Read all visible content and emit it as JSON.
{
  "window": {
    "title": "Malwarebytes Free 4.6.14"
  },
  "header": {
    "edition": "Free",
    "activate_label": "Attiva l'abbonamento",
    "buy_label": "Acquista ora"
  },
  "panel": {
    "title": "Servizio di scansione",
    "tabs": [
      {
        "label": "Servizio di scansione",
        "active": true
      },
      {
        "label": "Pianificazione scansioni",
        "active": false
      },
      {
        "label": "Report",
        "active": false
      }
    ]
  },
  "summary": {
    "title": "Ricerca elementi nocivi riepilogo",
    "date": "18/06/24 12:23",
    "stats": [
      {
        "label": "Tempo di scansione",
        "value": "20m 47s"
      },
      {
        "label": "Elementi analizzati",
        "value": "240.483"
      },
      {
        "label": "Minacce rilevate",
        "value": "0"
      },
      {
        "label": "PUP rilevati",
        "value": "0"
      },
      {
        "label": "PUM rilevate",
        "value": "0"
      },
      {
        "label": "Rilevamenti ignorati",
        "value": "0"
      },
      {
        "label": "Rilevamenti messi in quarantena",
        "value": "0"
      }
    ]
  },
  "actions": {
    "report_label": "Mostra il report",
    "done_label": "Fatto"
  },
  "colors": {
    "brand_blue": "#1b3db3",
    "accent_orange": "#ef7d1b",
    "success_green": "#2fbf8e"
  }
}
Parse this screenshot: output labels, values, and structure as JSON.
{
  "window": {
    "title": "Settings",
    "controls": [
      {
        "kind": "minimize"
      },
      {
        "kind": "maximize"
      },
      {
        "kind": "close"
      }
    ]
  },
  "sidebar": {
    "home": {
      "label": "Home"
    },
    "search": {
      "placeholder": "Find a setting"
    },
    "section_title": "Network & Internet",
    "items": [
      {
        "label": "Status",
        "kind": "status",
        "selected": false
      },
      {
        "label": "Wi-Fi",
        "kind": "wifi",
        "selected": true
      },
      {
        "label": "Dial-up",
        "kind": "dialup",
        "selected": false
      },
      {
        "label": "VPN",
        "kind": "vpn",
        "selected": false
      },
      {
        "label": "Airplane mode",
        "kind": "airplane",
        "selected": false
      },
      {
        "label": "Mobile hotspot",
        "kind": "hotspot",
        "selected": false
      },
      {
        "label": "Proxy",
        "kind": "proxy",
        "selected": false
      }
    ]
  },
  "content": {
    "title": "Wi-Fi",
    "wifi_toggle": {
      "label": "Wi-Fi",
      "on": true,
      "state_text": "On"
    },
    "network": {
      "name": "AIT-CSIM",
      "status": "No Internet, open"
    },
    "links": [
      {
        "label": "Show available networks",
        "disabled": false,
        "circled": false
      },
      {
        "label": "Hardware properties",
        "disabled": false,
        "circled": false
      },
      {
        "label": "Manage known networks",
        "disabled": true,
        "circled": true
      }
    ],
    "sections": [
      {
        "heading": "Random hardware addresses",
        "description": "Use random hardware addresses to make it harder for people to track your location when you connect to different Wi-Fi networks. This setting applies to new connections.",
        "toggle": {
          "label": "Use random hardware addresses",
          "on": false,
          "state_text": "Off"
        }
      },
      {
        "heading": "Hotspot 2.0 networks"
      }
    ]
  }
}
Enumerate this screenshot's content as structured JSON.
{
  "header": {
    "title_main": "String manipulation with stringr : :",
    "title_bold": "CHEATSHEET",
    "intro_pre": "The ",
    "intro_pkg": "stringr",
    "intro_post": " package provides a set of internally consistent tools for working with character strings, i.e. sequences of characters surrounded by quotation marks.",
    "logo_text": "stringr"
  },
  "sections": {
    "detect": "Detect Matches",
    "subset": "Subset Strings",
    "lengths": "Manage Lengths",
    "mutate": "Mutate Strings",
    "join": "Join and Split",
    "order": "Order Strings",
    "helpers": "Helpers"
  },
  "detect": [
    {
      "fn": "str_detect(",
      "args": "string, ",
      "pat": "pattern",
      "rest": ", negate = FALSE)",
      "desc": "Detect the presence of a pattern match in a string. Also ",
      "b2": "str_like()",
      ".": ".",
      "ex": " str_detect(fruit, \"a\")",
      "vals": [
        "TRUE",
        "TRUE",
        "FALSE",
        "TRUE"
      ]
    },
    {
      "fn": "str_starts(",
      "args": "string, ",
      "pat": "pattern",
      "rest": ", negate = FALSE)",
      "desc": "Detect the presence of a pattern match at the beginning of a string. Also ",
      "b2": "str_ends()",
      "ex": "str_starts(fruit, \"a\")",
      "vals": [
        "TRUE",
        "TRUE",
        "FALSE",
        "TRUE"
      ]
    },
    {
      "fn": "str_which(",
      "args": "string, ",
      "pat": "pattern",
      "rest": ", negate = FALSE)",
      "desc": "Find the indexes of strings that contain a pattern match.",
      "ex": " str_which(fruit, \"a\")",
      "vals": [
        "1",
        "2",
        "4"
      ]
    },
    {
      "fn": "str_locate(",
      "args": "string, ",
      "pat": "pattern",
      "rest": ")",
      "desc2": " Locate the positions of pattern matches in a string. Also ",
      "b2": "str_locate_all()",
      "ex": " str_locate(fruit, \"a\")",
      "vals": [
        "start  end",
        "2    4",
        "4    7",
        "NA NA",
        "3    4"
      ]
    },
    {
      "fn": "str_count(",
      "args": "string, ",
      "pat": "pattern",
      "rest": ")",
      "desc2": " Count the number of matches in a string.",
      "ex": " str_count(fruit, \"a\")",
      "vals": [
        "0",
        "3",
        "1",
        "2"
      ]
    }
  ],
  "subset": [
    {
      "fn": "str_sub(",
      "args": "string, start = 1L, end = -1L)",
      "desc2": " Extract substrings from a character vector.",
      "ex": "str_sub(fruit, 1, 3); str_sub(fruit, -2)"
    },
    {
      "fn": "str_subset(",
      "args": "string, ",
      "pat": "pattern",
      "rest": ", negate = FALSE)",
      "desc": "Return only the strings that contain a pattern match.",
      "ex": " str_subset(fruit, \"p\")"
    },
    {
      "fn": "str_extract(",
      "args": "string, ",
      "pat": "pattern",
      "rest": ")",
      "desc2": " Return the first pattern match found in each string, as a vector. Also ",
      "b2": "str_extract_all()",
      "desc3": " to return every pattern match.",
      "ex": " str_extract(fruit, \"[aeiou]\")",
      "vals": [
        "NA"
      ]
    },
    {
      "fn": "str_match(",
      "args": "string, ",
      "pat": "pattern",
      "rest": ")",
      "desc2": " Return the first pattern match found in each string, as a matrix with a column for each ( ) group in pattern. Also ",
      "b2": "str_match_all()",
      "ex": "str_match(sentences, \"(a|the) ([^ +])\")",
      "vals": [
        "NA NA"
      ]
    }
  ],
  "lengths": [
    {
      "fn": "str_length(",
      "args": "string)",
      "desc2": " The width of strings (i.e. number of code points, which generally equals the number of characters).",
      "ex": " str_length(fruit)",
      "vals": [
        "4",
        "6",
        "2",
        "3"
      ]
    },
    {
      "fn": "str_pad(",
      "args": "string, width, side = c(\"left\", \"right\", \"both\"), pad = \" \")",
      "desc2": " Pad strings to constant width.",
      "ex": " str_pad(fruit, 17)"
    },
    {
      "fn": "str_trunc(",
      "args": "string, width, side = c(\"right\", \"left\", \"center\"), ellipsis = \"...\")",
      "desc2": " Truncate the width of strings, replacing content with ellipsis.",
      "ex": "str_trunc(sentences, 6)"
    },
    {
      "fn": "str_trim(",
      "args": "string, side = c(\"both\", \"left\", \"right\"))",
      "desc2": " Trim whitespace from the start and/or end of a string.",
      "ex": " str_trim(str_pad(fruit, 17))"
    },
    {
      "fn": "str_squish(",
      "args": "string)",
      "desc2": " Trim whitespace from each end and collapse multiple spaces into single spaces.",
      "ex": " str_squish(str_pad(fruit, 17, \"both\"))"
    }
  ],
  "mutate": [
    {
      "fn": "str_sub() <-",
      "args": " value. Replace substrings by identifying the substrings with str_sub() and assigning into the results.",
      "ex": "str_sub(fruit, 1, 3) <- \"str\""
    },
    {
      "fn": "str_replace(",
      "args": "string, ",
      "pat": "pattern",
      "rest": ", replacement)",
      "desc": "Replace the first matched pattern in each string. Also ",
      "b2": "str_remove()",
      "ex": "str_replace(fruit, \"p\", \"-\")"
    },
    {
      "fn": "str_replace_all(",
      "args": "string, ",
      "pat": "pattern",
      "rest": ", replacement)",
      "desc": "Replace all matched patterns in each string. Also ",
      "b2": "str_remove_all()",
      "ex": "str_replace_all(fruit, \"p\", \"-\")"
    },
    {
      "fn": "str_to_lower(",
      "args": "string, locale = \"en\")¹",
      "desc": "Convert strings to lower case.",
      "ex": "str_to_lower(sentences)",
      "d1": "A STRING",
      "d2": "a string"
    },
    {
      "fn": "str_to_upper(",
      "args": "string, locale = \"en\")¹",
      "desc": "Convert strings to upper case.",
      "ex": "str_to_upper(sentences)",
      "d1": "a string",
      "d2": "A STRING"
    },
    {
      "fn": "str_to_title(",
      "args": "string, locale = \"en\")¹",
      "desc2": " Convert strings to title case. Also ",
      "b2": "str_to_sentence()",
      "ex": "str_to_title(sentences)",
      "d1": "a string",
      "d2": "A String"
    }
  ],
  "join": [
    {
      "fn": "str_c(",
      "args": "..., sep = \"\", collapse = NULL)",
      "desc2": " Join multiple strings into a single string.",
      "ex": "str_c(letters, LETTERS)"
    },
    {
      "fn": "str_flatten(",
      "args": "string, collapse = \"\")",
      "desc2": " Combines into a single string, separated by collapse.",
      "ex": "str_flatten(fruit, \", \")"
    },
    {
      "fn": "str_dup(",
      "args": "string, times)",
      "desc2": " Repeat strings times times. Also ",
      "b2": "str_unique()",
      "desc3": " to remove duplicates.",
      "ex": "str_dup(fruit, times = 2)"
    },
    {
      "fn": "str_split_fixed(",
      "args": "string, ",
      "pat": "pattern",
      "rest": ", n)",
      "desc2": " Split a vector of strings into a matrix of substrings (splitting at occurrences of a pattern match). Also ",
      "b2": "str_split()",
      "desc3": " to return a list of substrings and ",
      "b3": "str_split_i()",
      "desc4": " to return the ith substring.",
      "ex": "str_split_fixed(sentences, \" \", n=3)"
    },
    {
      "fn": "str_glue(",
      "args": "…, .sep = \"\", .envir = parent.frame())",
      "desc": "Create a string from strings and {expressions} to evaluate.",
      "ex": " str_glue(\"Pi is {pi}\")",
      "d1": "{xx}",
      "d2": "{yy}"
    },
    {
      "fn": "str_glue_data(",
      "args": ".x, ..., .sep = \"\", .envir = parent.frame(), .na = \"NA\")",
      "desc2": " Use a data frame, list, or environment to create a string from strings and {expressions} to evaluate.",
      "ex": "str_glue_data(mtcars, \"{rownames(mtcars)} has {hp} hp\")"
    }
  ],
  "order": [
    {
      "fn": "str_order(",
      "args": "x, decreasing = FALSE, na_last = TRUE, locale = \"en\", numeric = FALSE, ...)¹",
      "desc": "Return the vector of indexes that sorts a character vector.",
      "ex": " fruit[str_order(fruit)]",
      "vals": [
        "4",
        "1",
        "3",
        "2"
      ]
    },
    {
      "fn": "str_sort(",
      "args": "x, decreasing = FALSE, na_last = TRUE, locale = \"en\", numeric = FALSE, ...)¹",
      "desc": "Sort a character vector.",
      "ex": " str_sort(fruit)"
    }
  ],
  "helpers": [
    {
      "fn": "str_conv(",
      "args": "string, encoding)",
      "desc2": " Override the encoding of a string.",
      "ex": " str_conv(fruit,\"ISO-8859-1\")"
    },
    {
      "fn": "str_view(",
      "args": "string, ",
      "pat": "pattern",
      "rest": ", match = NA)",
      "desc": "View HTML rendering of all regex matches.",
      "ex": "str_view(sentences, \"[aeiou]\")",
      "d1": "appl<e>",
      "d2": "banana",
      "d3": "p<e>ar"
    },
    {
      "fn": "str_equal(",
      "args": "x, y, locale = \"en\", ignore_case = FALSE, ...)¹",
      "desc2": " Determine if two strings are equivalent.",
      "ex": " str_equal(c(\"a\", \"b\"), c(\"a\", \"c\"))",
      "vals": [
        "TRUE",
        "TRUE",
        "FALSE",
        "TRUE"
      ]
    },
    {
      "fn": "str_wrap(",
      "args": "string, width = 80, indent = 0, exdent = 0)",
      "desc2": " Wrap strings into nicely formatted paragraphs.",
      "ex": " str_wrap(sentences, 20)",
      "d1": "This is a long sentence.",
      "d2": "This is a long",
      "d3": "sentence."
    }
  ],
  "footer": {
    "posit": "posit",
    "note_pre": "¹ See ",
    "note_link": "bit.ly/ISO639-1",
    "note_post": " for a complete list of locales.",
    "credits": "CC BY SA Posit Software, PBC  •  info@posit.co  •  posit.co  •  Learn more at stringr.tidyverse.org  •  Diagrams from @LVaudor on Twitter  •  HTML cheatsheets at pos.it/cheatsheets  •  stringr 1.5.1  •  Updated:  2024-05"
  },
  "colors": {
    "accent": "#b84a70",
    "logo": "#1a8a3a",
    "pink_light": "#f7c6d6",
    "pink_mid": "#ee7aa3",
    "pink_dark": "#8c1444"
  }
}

▶ Goal
Check every line of the data above for the string "encoding", and copy those that have it.

▶ Reply
      "args": "string, encoding)",
      "desc2": " Override the encoding of a string.",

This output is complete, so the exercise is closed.